>> Begin Data rows
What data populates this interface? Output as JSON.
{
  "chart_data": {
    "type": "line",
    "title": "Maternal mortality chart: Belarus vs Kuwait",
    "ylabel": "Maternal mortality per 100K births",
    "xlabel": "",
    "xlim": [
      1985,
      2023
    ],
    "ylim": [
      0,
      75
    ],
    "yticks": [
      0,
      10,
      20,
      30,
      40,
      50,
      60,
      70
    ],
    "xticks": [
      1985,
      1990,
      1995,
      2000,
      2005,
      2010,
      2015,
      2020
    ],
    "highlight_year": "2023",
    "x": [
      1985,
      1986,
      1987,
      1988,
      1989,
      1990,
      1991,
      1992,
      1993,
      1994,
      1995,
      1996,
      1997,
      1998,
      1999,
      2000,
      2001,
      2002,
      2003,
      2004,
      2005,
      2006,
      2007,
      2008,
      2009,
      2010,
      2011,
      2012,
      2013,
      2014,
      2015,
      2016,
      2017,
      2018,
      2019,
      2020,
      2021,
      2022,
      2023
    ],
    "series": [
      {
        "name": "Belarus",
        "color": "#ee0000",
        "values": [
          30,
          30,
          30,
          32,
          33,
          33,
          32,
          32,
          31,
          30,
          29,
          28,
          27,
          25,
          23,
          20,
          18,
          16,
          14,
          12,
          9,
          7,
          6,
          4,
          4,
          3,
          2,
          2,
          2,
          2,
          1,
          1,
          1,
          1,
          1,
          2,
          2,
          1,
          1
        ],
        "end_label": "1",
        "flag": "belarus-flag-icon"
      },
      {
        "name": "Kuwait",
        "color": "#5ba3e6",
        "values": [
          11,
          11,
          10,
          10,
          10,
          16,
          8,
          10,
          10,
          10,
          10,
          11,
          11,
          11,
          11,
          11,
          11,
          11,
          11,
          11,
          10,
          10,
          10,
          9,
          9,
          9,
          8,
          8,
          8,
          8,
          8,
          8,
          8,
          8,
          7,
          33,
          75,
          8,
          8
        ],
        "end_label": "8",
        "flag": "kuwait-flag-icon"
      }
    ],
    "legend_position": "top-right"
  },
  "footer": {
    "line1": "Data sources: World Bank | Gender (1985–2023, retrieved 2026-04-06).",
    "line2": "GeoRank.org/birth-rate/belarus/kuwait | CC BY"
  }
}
>> End Data rows
● **Exercise requirements**
Copy the data above in full, character for character.

● **The completed task**
What data populates this interface? Output as JSON.
{
  "chart_data": {
    "type": "line",
    "title": "Maternal mortality chart: Belarus vs Kuwait",
    "ylabel": "Maternal mortality per 100K births",
    "xlabel": "",
    "xlim": [
      1985,
      2023
    ],
    "ylim": [
      0,
      75
    ],
    "yticks": [
      0,
      10,
      20,
      30,
      40,
      50,
      60,
      70
    ],
    "xticks": [
      1985,
      1990,
      1995,
      2000,
      2005,
      2010,
      2015,
      2020
    ],
    "highlight_year": "2023",
    "x": [
      1985,
      1986,
      1987,
      1988,
      1989,
      1990,
      1991,
      1992,
      1993,
      1994,
      1995,
      1996,
      1997,
      1998,
      1999,
      2000,
      2001,
      2002,
      2003,
      2004,
      2005,
      2006,
      2007,
      2008,
      2009,
      2010,
      2011,
      2012,
      2013,
      2014,
      2015,
      2016,
      2017,
      2018,
      2019,
      2020,
      2021,
      2022,
      2023
    ],
    "series": [
      {
        "name": "Belarus",
        "color": "#ee0000",
        "values": [
          30,
          30,
          30,
          32,
          33,
          33,
          32,
          32,
          31,
          30,
          29,
          28,
          27,
          25,
          23,
          20,
          18,
          16,
          14,
          12,
          9,
          7,
          6,
          4,
          4,
          3,
          2,
          2,
          2,
          2,
          1,
          1,
          1,
          1,
          1,
          2,
          2,
          1,
          1
        ],
        "end_label": "1",
        "flag": "belarus-flag-icon"
      },
      {
        "name": "Kuwait",
        "color": "#5ba3e6",
        "values": [
          11,
          11,
          10,
          10,
          10,
          16,
          8,
          10,
          10,
          10,
          10,
          11,
          11,
          11,
          11,
          11,
          11,
          11,
          11,
          11,
          10,
          10,
          10,
          9,
          9,
          9,
          8,
          8,
          8,
          8,
          8,
          8,
          8,
          8,
          7,
          33,
          75,
          8,
          8
        ],
        "end_label": "8",
        "flag": "kuwait-flag-icon"
      }
    ],
    "legend_position": "top-right"
  },
  "footer": {
    "line1": "Data sources: World Bank | Gender (1985–2023, retrieved 2026-04-06).",
    "line2": "GeoRank.org/birth-rate/belarus/kuwait | CC BY"
  }
}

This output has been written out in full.